# Given exercise
Put the items, starting at the line that contains "y-tick-label: 1.5 <box>1162 0 1180 14</box>" and ending at the line that contains "lhs-variable: y <box>53 18 63 42</box>", into a numbered list with blank lines left out. Include both of those lines.

— BEGIN —

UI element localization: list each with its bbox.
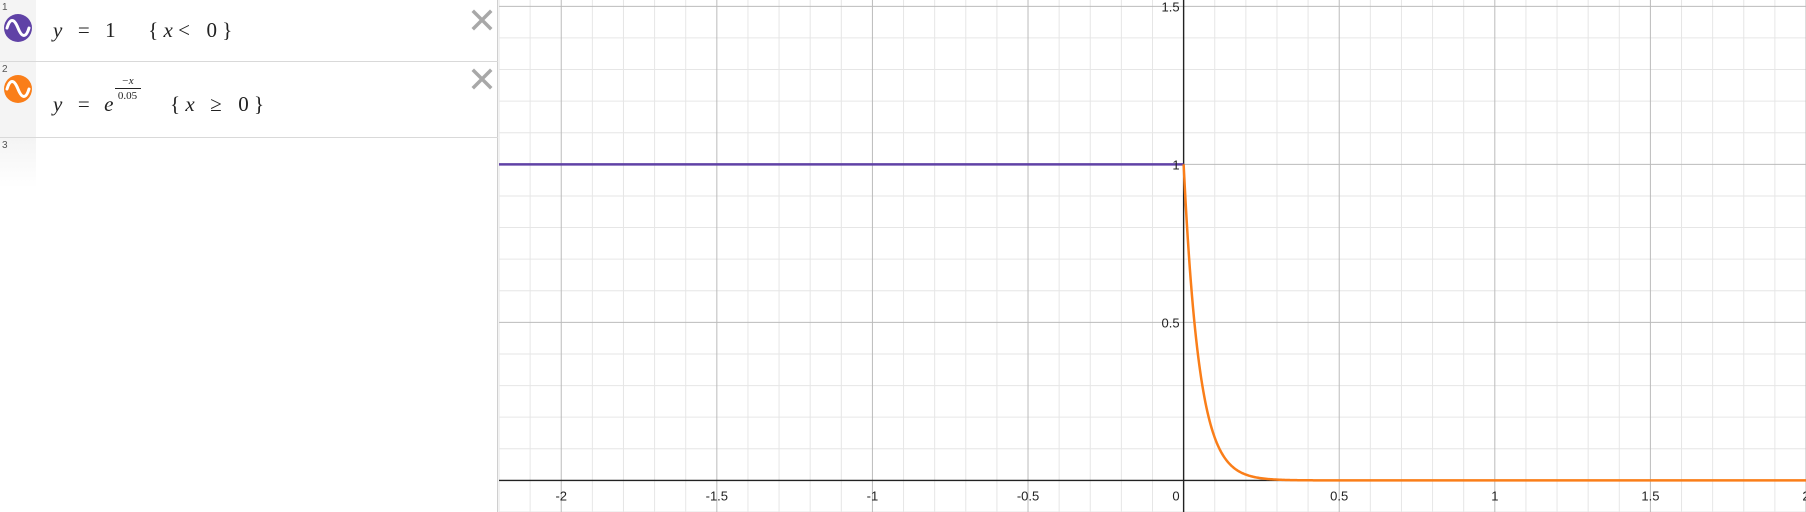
y-tick-label: 1.5 <box>1162 0 1180 14</box>
expression-index: 3 <box>2 140 8 151</box>
exponent-denominator: 0.05 <box>117 90 138 102</box>
x-tick-label: 0.5 <box>1330 488 1348 503</box>
curve-exponential-decay <box>1182 164 1806 482</box>
close-icon <box>471 9 493 31</box>
condition-close-brace: } <box>253 92 265 116</box>
delete-expression-button[interactable] <box>470 8 494 32</box>
expression-row-3[interactable]: 3 <box>0 138 498 188</box>
equals-sign: = <box>77 18 90 42</box>
condition-close-brace: } <box>222 18 233 42</box>
y-tick-label: 1 <box>1172 157 1179 172</box>
tick-labels: -2 -1.5 -1 -0.5 0 0.5 1 1.5 2 0.5 1 1.5 <box>555 0 1806 503</box>
x-tick-label: -0.5 <box>1017 488 1039 503</box>
condition-open-brace: { <box>148 18 159 42</box>
condition-variable: x <box>185 92 195 116</box>
x-tick-label: 1.5 <box>1641 488 1659 503</box>
x-tick-label: -1 <box>867 488 879 503</box>
lhs-variable: y <box>53 18 63 42</box>
lhs-variable: y <box>53 92 63 116</box>
x-tick-label: -2 <box>555 488 567 503</box>
expression-row-2[interactable]: 2 y = e −x 0.05 { x ≥ 0 } <box>0 62 498 138</box>
expression-list: 1 y = 1 { x < 0 } <box>0 0 498 512</box>
condition-variable: x <box>163 18 173 42</box>
expression-index: 2 <box>2 64 8 75</box>
exponent-numerator: −x <box>114 75 141 89</box>
condition-operator: ≥ <box>210 92 222 116</box>
x-tick-label: 1 <box>1491 488 1498 503</box>
condition-operator: < <box>178 18 190 42</box>
exponential-base: e <box>104 92 114 116</box>
expression-index: 1 <box>2 2 8 13</box>
expression-gutter: 1 <box>0 0 36 61</box>
condition-value: 0 <box>238 92 249 116</box>
sine-wave-icon[interactable] <box>3 74 33 109</box>
curves <box>499 163 1806 482</box>
expression-gutter: 2 <box>0 62 36 137</box>
exponent: −x 0.05 <box>114 75 142 117</box>
x-tick-label: 2 <box>1802 488 1806 503</box>
expression-gutter: 3 <box>0 138 36 188</box>
expression-math[interactable]: y = 1 { x < 0 } <box>53 18 232 43</box>
equals-sign: = <box>77 92 90 116</box>
minor-grid <box>498 0 1806 512</box>
x-tick-label: 0 <box>1172 488 1179 503</box>
close-icon <box>471 68 493 90</box>
condition-value: 0 <box>206 18 217 42</box>
exponent-fraction: −x 0.05 <box>114 75 141 102</box>
expression-math[interactable]: y = e −x 0.05 { x ≥ 0 } <box>53 75 265 117</box>
expression-row-1[interactable]: 1 y = 1 { x < 0 } <box>0 0 498 62</box>
sine-wave-icon[interactable] <box>3 13 33 48</box>
condition-open-brace: { <box>170 92 181 116</box>
y-tick-label: 0.5 <box>1162 315 1180 330</box>
delete-expression-button[interactable] <box>470 67 494 91</box>
constant-value: 1 <box>105 18 116 42</box>
x-tick-label: -1.5 <box>706 488 728 503</box>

— END —

# The result
1. y-tick-label: 1.5 <box>1162 0 1180 14</box>
2. expression-index: 3 <box>2 140 8 151</box>
3. exponent-denominator: 0.05 <box>117 90 138 102</box>
4. x-tick-label: 0.5 <box>1330 488 1348 503</box>
5. curve-exponential-decay <box>1182 164 1806 482</box>
6. close-icon <box>471 9 493 31</box>
7. condition-close-brace: } <box>253 92 265 116</box>
8. delete-expression-button[interactable] <box>470 8 494 32</box>
9. expression-row-3[interactable]: 3 <box>0 138 498 188</box>
10. equals-sign: = <box>77 18 90 42</box>
11. condition-close-brace: } <box>222 18 233 42</box>
12. y-tick-label: 1 <box>1172 157 1179 172</box>
13. tick-labels: -2 -1.5 -1 -0.5 0 0.5 1 1.5 2 0.5 1 1.5 <box>555 0 1806 503</box>
14. x-tick-label: -0.5 <box>1017 488 1039 503</box>
15. condition-open-brace: { <box>148 18 159 42</box>
16. condition-variable: x <box>185 92 195 116</box>
17. x-tick-label: 1.5 <box>1641 488 1659 503</box>
18. x-tick-label: -1 <box>867 488 879 503</box>
19. lhs-variable: y <box>53 18 63 42</box>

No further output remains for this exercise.